Prompt → Pull each line holding "Citan" out of the entries below.

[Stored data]
-------------------------
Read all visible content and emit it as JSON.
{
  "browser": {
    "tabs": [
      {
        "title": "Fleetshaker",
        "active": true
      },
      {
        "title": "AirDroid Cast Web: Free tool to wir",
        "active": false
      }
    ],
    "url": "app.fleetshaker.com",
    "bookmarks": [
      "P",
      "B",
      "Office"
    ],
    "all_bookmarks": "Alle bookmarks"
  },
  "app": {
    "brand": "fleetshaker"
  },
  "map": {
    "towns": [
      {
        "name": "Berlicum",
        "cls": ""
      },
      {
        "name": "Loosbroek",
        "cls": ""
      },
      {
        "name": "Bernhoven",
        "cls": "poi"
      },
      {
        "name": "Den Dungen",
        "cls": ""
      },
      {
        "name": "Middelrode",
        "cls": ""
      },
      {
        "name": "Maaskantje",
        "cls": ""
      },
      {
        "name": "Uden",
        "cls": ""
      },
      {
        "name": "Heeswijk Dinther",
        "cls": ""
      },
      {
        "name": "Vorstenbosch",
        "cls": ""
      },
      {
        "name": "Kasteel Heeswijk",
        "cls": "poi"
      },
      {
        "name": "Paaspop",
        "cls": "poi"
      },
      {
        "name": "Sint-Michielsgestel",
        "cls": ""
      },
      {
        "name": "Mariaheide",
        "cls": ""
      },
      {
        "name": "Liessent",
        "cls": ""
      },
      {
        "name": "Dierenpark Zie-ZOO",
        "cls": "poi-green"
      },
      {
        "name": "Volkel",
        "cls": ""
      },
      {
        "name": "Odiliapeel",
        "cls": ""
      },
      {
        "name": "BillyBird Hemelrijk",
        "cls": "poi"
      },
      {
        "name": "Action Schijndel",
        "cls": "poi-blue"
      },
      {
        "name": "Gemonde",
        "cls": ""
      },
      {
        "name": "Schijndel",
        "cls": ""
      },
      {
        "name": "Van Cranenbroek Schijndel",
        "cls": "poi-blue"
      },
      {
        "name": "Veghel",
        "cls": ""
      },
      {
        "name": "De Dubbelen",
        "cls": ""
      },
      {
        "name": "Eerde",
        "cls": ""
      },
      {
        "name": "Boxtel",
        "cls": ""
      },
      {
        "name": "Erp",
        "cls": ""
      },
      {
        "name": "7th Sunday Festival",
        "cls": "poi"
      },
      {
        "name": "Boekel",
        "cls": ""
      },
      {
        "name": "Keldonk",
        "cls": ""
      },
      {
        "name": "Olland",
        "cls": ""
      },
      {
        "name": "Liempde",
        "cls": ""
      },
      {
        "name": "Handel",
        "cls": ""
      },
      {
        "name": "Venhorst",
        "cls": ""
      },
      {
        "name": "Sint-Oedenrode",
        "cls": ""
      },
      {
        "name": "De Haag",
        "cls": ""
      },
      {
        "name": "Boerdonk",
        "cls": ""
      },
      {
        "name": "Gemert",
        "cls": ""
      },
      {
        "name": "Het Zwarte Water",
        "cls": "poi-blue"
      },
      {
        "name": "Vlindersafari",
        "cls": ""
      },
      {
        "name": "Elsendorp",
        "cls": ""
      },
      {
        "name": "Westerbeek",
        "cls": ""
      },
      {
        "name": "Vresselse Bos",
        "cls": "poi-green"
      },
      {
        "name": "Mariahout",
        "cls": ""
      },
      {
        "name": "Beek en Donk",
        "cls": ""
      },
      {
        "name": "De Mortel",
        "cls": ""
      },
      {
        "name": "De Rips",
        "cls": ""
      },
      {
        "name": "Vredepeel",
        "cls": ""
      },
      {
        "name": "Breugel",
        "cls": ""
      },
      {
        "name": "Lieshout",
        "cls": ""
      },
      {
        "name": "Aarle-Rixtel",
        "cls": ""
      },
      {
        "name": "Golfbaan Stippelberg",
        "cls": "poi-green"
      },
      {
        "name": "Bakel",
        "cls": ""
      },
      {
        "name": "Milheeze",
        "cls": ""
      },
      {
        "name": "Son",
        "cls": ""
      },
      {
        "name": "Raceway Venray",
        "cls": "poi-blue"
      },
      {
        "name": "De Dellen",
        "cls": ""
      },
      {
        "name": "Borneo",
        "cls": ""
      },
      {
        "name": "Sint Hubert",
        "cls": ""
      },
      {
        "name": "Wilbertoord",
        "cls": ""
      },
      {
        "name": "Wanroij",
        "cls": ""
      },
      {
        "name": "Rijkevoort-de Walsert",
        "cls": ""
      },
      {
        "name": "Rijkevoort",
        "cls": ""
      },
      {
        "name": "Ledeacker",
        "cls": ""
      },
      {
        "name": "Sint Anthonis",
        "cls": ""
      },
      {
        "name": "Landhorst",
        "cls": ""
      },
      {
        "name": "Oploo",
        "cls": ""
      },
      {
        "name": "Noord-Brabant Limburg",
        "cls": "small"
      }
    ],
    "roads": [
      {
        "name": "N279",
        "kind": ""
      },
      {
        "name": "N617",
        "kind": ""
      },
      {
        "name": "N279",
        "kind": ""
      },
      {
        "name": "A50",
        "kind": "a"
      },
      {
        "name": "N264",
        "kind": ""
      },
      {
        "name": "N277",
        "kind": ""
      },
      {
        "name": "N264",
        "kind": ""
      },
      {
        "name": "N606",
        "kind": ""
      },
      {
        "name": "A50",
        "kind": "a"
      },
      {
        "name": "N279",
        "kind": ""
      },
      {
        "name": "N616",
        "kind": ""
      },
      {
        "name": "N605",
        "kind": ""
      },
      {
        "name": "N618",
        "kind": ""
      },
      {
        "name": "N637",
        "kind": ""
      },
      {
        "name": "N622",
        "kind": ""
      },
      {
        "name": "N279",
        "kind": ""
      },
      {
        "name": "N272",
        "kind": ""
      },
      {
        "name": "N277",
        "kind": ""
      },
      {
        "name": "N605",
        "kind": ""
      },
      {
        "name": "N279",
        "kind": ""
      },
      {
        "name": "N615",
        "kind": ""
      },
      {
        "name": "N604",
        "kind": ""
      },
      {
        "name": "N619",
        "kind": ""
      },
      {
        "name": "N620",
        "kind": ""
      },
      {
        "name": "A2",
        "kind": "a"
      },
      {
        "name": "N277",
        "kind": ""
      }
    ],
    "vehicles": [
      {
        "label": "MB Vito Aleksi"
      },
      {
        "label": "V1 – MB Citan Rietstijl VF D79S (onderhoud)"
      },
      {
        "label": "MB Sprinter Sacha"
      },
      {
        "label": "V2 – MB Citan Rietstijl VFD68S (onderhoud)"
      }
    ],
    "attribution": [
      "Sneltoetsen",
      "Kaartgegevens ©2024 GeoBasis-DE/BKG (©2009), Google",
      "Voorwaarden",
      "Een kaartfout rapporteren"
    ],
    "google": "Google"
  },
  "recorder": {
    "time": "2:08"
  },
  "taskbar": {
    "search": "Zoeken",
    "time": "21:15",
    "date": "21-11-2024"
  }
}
-------------------------
Expected answer →
        "label": "V1 – MB Citan Rietstijl VF D79S (onderhoud)"
        "label": "V2 – MB Citan Rietstijl VFD68S (onderhoud)"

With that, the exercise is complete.